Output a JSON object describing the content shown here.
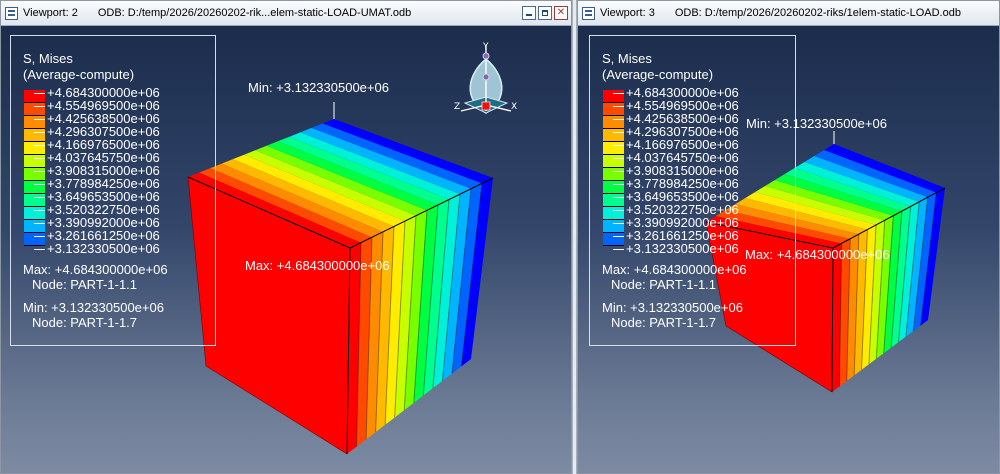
{
  "viewports": [
    {
      "viewport_label": "Viewport: 2",
      "odb_label": "ODB: D:/temp/2026/20260202-rik...elem-static-LOAD-UMAT.odb",
      "legend": {
        "title": "S, Mises",
        "subtitle": "(Average-compute)",
        "values": [
          "+4.684300000e+06",
          "+4.554969500e+06",
          "+4.425638500e+06",
          "+4.296307500e+06",
          "+4.166976500e+06",
          "+4.037645750e+06",
          "+3.908315000e+06",
          "+3.778984250e+06",
          "+3.649653500e+06",
          "+3.520322750e+06",
          "+3.390992000e+06",
          "+3.261661250e+06",
          "+3.132330500e+06"
        ],
        "max_label": "Max: +4.684300000e+06",
        "max_node": "Node: PART-1-1.1",
        "min_label": "Min: +3.132330500e+06",
        "min_node": "Node: PART-1-1.7"
      },
      "annotations": {
        "min": "Min: +3.132330500e+06",
        "max": "Max: +4.684300000e+06"
      },
      "triad": {
        "y": "Y",
        "z": "Z",
        "x": "X"
      }
    },
    {
      "viewport_label": "Viewport: 3",
      "odb_label": "ODB: D:/temp/2026/20260202-riks/1elem-static-LOAD.odb",
      "legend": {
        "title": "S, Mises",
        "subtitle": "(Average-compute)",
        "values": [
          "+4.684300000e+06",
          "+4.554969500e+06",
          "+4.425638500e+06",
          "+4.296307500e+06",
          "+4.166976500e+06",
          "+4.037645750e+06",
          "+3.908315000e+06",
          "+3.778984250e+06",
          "+3.649653500e+06",
          "+3.520322750e+06",
          "+3.390992000e+06",
          "+3.261661250e+06",
          "+3.132330500e+06"
        ],
        "max_label": "Max: +4.684300000e+06",
        "max_node": "Node: PART-1-1.1",
        "min_label": "Min: +3.132330500e+06",
        "min_node": "Node: PART-1-1.7"
      },
      "annotations": {
        "min": "Min: +3.132330500e+06",
        "max": "Max: +4.684300000e+06"
      }
    }
  ],
  "contour_colors": [
    "#ff0000",
    "#ff4a00",
    "#ff8c00",
    "#ffb900",
    "#ffec00",
    "#c8ff00",
    "#78ff00",
    "#00ff40",
    "#00ff8c",
    "#00f0d8",
    "#00b4ff",
    "#0064ff",
    "#0000ff"
  ]
}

# EXERCISE OBJECTIVE
Without the pictures, print the whole listing exactly as given.

# TASK RESPONSE
Output a JSON object describing the content shown here.
{
  "viewports": [
    {
      "viewport_label": "Viewport: 2",
      "odb_label": "ODB: D:/temp/2026/20260202-rik...elem-static-LOAD-UMAT.odb",
      "legend": {
        "title": "S, Mises",
        "subtitle": "(Average-compute)",
        "values": [
          "+4.684300000e+06",
          "+4.554969500e+06",
          "+4.425638500e+06",
          "+4.296307500e+06",
          "+4.166976500e+06",
          "+4.037645750e+06",
          "+3.908315000e+06",
          "+3.778984250e+06",
          "+3.649653500e+06",
          "+3.520322750e+06",
          "+3.390992000e+06",
          "+3.261661250e+06",
          "+3.132330500e+06"
        ],
        "max_label": "Max: +4.684300000e+06",
        "max_node": "Node: PART-1-1.1",
        "min_label": "Min: +3.132330500e+06",
        "min_node": "Node: PART-1-1.7"
      },
      "annotations": {
        "min": "Min: +3.132330500e+06",
        "max": "Max: +4.684300000e+06"
      },
      "triad": {
        "y": "Y",
        "z": "Z",
        "x": "X"
      }
    },
    {
      "viewport_label": "Viewport: 3",
      "odb_label": "ODB: D:/temp/2026/20260202-riks/1elem-static-LOAD.odb",
      "legend": {
        "title": "S, Mises",
        "subtitle": "(Average-compute)",
        "values": [
          "+4.684300000e+06",
          "+4.554969500e+06",
          "+4.425638500e+06",
          "+4.296307500e+06",
          "+4.166976500e+06",
          "+4.037645750e+06",
          "+3.908315000e+06",
          "+3.778984250e+06",
          "+3.649653500e+06",
          "+3.520322750e+06",
          "+3.390992000e+06",
          "+3.261661250e+06",
          "+3.132330500e+06"
        ],
        "max_label": "Max: +4.684300000e+06",
        "max_node": "Node: PART-1-1.1",
        "min_label": "Min: +3.132330500e+06",
        "min_node": "Node: PART-1-1.7"
      },
      "annotations": {
        "min": "Min: +3.132330500e+06",
        "max": "Max: +4.684300000e+06"
      }
    }
  ],
  "contour_colors": [
    "#ff0000",
    "#ff4a00",
    "#ff8c00",
    "#ffb900",
    "#ffec00",
    "#c8ff00",
    "#78ff00",
    "#00ff40",
    "#00ff8c",
    "#00f0d8",
    "#00b4ff",
    "#0064ff",
    "#0000ff"
  ]
}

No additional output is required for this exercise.